■ Passage fourni:
________

Développement du tissu industriel au Mali : L’ONI à pied d’œuvre !

Le conseil d’administration de l’Observatoire Nationale pour l’Industrie a tenu le jeudi 28 février sa deuxième session. L’ouverture des travaux était présidée par le ministre en charge du Développement Industriel et de la Promotion des Investissements, Moulaye Ahmed Boubacar, avec à ses côtés la directrice de l’ONI, Mme Traoré Niamoye Baby. Selon la directrice de l’ONI, le projet de budget prévisionnel de 2019, est à l’ordre de 400 millions de FCFA

Faire le point de la mise en œuvre  des recommandations de la 1ère session, examiner le rapport d’activités 2018 ainsi que les projets et programmes d’activités et du budget au titre de l’année 2019, tels étaient entre autres points inscrits à l’ordre du jour de cette 2ème session ordinaire de l’Observatoire Nationale pour l’Industrie (ONI).

________

■ Tâche assignée 1: D'après le passage sur l'ONI, quel jour le conseil d'administration a-t-il tenu sa deuxième session ?
■ Tâche assignée 2: Reprenez le passage sur l'ONI après sa dernière phrase et poursuivez-en la rédaction.
Les lignes ci-après proviennent d'une source différente.

■ Données fournies:
________

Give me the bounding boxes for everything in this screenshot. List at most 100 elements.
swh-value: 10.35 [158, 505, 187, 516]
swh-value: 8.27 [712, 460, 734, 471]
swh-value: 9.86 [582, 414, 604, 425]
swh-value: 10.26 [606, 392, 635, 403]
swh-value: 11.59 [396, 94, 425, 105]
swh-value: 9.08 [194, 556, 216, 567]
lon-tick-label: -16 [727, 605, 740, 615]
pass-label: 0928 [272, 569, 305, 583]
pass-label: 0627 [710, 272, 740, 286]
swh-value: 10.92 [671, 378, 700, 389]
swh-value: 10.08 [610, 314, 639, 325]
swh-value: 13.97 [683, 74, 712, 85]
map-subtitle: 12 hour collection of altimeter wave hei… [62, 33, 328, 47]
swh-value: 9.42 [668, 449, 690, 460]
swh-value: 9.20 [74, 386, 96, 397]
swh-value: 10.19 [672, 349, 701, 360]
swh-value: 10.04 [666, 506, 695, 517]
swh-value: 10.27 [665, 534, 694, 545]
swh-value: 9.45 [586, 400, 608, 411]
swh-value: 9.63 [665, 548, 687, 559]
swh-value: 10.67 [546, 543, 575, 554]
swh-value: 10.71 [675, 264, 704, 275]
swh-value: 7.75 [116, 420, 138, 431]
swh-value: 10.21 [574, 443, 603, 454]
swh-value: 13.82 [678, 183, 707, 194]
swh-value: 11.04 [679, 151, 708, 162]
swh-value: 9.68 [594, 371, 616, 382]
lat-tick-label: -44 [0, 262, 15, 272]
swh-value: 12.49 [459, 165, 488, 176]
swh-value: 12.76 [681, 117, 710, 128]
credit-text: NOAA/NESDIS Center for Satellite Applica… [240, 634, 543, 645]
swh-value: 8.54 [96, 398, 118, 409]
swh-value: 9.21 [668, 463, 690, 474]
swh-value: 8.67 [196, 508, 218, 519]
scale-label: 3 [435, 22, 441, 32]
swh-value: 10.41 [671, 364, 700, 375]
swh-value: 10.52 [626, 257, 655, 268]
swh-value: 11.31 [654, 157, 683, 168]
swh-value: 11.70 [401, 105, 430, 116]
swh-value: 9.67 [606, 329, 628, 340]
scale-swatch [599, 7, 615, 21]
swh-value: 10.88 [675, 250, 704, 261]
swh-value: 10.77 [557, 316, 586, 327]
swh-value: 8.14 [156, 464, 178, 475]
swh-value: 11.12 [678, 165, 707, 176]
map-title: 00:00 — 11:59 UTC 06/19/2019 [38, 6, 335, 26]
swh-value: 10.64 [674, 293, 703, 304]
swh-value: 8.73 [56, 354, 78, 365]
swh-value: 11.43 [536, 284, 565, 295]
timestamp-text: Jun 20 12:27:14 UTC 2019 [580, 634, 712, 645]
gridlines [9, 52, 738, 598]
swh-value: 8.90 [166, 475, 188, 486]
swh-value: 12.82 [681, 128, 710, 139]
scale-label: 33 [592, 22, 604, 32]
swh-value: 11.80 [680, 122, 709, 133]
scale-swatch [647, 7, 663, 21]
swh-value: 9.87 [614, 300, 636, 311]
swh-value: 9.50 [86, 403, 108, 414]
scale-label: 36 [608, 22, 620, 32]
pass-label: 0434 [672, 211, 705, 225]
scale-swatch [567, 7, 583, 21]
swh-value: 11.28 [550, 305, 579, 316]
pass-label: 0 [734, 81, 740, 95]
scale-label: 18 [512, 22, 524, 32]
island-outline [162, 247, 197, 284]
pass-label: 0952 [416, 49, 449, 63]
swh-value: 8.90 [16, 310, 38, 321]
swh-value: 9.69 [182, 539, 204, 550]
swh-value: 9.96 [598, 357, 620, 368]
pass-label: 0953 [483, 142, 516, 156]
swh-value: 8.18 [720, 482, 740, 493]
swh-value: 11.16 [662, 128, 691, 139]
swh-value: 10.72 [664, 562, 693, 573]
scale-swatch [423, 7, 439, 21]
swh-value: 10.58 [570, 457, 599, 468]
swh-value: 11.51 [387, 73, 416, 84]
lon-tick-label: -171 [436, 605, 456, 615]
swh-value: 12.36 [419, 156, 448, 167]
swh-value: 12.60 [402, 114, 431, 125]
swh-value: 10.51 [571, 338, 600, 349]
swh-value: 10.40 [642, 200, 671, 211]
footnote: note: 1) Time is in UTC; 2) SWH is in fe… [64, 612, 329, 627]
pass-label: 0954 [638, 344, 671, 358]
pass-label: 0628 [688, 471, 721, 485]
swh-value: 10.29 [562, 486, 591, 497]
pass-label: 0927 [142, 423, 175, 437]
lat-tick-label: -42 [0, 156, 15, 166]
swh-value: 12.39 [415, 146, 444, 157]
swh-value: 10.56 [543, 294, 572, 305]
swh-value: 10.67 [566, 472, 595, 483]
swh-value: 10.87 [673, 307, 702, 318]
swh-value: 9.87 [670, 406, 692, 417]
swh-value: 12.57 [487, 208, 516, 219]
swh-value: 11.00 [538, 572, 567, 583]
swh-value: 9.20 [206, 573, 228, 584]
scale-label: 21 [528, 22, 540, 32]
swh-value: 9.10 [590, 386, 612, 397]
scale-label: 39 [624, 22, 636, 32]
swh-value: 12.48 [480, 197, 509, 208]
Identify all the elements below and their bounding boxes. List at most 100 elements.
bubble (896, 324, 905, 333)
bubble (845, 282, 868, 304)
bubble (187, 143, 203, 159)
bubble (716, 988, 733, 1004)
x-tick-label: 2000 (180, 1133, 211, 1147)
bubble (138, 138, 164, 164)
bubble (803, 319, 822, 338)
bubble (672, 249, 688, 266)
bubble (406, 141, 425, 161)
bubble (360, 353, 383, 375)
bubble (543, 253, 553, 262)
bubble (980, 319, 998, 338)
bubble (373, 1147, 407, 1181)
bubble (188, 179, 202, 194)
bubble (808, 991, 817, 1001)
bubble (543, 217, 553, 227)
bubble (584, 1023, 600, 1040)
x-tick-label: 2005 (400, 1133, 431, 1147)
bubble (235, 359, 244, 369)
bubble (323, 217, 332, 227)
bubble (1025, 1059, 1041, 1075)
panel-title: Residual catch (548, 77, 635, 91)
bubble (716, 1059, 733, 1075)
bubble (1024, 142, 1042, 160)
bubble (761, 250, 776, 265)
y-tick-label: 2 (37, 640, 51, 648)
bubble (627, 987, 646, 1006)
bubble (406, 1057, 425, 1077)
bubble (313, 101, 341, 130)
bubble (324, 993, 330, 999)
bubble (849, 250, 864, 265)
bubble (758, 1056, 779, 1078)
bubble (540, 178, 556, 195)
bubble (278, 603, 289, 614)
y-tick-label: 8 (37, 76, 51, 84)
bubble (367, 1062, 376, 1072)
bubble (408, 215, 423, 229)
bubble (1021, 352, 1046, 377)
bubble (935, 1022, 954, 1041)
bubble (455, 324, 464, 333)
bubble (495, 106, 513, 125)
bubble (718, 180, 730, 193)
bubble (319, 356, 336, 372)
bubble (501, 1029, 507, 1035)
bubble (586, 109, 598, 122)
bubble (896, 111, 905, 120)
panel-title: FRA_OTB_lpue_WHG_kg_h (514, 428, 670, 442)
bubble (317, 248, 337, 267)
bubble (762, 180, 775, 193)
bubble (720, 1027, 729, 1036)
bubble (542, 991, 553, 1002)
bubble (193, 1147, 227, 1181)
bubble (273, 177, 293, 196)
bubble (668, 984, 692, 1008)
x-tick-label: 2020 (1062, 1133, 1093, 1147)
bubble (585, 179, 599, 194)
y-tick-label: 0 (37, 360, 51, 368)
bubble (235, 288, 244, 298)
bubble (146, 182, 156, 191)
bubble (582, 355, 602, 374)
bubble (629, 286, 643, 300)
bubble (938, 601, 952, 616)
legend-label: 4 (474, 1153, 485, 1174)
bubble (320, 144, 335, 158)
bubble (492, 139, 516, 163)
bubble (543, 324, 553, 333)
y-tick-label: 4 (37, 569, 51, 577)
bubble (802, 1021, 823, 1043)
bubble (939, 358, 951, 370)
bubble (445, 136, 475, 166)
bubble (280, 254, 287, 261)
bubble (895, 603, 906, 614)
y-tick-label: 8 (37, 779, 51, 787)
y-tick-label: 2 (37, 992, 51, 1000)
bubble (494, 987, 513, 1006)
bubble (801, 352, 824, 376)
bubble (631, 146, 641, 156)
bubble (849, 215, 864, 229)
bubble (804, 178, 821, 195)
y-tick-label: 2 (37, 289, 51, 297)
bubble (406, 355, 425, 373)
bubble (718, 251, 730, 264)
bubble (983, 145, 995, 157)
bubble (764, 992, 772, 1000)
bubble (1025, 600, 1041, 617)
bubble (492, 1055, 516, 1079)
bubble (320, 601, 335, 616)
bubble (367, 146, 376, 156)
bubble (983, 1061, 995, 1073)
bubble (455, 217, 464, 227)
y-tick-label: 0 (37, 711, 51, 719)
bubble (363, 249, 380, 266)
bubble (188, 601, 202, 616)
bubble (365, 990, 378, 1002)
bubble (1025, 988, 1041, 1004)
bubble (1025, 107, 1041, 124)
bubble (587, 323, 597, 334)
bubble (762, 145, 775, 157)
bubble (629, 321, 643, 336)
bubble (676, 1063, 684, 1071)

________

■ Résultat 1: Le jeudi 28 février.

■ Résultat 2:
En effet, créée en décembre 2017, l’Observatoire Nationale pour l’Industrie est un établissement public à caractère scientifique et technologique. Elle a pour mission d’entreprendre des études prospectives ou d’évaluation et de mener des recherches en vue de promouvoir le développement industriel.

« Votre participation à cette session dénote de votre volonté sans faille d’accompagner les initiatives sectorielles et de jouer pleinement votre rôle d’orientation et de contrôle dans le cadre de la réalisation des objectifs assignés à l’Observatoire » a déclaré le ministreMoulaye Ahmed Boubacar.

Ensuite, il a rappelé que l’ONI est une réponse à un déficit d’informations et de données statistiques permettant d’accroitre l’investissement, de développer le tissu industriel afin de booster l’industrialisation du Mali.

Selon toujours le ministre du Développement industriel, des études spécifiques pourraient aussi être menées à la demande du secteur privé et des organisations faitières pour mieux cerner la problématique et les enjeux de leurs domaines d’activités respectifs, en vue d’y apporter des solutions idoines. « L’Industrialisation reste le moteur de développement dans tous les pays du monde et le secteur privé en est le fil conducteur » a-t-il déclaré, tout en soulignant qu’elle est basée essentiellement sur une politique globale tenant compte du contexte national, régional et mondial.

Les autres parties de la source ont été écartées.